What follows is a block of records; restate each one word for word.

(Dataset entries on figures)
---*---
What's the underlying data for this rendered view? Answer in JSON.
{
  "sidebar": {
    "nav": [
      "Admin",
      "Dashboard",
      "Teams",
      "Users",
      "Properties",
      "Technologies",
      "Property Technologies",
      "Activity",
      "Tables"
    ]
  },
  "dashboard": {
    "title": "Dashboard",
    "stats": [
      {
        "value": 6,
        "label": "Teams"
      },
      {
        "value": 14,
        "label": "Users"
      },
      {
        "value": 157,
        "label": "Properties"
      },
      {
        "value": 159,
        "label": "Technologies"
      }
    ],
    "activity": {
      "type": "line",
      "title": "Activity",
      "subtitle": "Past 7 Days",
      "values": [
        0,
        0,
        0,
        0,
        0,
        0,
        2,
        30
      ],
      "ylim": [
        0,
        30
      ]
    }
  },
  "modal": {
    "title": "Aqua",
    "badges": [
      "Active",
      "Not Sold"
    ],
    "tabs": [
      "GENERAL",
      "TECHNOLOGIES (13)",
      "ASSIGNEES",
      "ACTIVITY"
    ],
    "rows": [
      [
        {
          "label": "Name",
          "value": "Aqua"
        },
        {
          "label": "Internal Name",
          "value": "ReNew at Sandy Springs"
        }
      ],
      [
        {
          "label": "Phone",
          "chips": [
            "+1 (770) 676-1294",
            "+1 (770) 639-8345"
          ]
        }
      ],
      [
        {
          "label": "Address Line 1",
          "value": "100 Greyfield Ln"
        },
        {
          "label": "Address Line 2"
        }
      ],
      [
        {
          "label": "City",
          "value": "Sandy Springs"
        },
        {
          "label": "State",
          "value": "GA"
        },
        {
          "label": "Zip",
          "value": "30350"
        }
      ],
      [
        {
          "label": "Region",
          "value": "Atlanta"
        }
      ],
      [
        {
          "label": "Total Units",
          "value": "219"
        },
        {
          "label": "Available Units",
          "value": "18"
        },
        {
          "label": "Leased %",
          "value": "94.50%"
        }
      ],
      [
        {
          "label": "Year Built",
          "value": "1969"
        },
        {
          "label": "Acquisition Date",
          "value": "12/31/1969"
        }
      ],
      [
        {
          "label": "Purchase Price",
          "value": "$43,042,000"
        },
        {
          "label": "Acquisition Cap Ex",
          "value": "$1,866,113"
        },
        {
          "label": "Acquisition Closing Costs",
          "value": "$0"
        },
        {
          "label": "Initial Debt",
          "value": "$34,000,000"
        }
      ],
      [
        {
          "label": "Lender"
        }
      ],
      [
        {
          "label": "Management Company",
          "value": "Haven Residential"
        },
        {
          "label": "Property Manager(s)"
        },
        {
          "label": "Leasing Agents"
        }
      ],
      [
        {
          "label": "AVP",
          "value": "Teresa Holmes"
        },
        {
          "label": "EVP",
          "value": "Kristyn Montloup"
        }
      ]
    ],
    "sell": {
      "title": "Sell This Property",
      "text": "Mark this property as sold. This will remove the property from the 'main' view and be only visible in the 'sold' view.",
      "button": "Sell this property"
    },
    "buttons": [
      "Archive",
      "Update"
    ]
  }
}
---*---
#### Solution
What's the underlying data for this rendered view? Answer in JSON.
{
  "sidebar": {
    "nav": [
      "Admin",
      "Dashboard",
      "Teams",
      "Users",
      "Properties",
      "Technologies",
      "Property Technologies",
      "Activity",
      "Tables"
    ]
  },
  "dashboard": {
    "title": "Dashboard",
    "stats": [
      {
        "value": 6,
        "label": "Teams"
      },
      {
        "value": 14,
        "label": "Users"
      },
      {
        "value": 157,
        "label": "Properties"
      },
      {
        "value": 159,
        "label": "Technologies"
      }
    ],
    "activity": {
      "type": "line",
      "title": "Activity",
      "subtitle": "Past 7 Days",
      "values": [
        0,
        0,
        0,
        0,
        0,
        0,
        2,
        30
      ],
      "ylim": [
        0,
        30
      ]
    }
  },
  "modal": {
    "title": "Aqua",
    "badges": [
      "Active",
      "Not Sold"
    ],
    "tabs": [
      "GENERAL",
      "TECHNOLOGIES (13)",
      "ASSIGNEES",
      "ACTIVITY"
    ],
    "rows": [
      [
        {
          "label": "Name",
          "value": "Aqua"
        },
        {
          "label": "Internal Name",
          "value": "ReNew at Sandy Springs"
        }
      ],
      [
        {
          "label": "Phone",
          "chips": [
            "+1 (770) 676-1294",
            "+1 (770) 639-8345"
          ]
        }
      ],
      [
        {
          "label": "Address Line 1",
          "value": "100 Greyfield Ln"
        },
        {
          "label": "Address Line 2"
        }
      ],
      [
        {
          "label": "City",
          "value": "Sandy Springs"
        },
        {
          "label": "State",
          "value": "GA"
        },
        {
          "label": "Zip",
          "value": "30350"
        }
      ],
      [
        {
          "label": "Region",
          "value": "Atlanta"
        }
      ],
      [
        {
          "label": "Total Units",
          "value": "219"
        },
        {
          "label": "Available Units",
          "value": "18"
        },
        {
          "label": "Leased %",
          "value": "94.50%"
        }
      ],
      [
        {
          "label": "Year Built",
          "value": "1969"
        },
        {
          "label": "Acquisition Date",
          "value": "12/31/1969"
        }
      ],
      [
        {
          "label": "Purchase Price",
          "value": "$43,042,000"
        },
        {
          "label": "Acquisition Cap Ex",
          "value": "$1,866,113"
        },
        {
          "label": "Acquisition Closing Costs",
          "value": "$0"
        },
        {
          "label": "Initial Debt",
          "value": "$34,000,000"
        }
      ],
      [
        {
          "label": "Lender"
        }
      ],
      [
        {
          "label": "Management Company",
          "value": "Haven Residential"
        },
        {
          "label": "Property Manager(s)"
        },
        {
          "label": "Leasing Agents"
        }
      ],
      [
        {
          "label": "AVP",
          "value": "Teresa Holmes"
        },
        {
          "label": "EVP",
          "value": "Kristyn Montloup"
        }
      ]
    ],
    "sell": {
      "title": "Sell This Property",
      "text": "Mark this property as sold. This will remove the property from the 'main' view and be only visible in the 'sold' view.",
      "button": "Sell this property"
    },
    "buttons": [
      "Archive",
      "Update"
    ]
  }
}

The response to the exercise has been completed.